### RECORDS PROVIDED
╭──

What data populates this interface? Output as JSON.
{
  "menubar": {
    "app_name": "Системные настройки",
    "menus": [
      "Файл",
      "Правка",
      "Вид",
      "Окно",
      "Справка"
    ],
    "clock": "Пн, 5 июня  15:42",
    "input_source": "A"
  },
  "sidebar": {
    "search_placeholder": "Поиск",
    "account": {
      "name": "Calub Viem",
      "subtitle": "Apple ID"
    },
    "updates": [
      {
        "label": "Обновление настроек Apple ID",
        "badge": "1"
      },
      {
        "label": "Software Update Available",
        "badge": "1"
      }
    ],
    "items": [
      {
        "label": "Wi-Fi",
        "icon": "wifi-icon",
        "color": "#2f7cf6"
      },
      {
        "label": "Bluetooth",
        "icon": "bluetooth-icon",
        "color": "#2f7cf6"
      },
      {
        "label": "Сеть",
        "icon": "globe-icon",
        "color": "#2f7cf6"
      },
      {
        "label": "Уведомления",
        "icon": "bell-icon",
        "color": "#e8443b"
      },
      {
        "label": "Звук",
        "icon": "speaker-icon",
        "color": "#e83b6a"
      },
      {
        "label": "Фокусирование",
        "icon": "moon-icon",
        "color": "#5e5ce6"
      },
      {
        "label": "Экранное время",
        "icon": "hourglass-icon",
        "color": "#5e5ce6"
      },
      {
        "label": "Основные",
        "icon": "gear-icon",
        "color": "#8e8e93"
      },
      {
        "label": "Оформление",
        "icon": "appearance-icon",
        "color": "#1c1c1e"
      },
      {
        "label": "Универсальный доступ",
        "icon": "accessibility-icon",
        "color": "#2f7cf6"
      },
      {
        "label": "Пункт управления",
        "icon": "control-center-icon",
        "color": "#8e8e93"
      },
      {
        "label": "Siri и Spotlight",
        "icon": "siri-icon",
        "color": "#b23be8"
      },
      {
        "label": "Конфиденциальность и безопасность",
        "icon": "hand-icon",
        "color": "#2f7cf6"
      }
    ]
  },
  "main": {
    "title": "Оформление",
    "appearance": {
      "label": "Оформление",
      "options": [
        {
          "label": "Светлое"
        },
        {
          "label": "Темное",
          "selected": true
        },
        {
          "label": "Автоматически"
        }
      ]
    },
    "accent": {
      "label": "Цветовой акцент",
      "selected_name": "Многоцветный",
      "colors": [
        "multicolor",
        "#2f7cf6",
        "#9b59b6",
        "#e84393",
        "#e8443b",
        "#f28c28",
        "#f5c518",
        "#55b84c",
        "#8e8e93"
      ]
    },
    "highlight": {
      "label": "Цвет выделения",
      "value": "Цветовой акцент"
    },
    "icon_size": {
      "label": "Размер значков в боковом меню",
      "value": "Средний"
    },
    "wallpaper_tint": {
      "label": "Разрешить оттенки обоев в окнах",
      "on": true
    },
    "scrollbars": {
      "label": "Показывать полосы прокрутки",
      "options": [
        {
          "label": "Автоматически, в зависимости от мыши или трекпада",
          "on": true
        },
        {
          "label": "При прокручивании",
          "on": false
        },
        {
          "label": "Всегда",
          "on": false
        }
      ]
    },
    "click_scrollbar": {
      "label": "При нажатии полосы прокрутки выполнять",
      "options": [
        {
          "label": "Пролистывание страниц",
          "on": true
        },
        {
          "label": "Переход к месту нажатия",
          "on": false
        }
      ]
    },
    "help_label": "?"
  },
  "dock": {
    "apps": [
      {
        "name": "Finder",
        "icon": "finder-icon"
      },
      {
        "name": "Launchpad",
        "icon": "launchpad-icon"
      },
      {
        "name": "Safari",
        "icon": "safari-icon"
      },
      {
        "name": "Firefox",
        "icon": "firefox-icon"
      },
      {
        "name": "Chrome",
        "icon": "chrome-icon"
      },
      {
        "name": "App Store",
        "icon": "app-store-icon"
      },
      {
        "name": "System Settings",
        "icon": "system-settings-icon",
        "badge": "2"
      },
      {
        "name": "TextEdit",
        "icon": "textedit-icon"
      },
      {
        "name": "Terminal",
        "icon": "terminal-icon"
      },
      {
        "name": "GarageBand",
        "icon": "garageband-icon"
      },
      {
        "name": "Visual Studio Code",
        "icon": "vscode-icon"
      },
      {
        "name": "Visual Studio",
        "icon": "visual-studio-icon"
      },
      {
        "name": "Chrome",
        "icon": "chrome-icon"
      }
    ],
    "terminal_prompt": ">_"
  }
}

╰──

### SET EXERCISE
State how many lines of the listing include the word "true". Reply with the number alone.

### THE COMPLETED TASK
4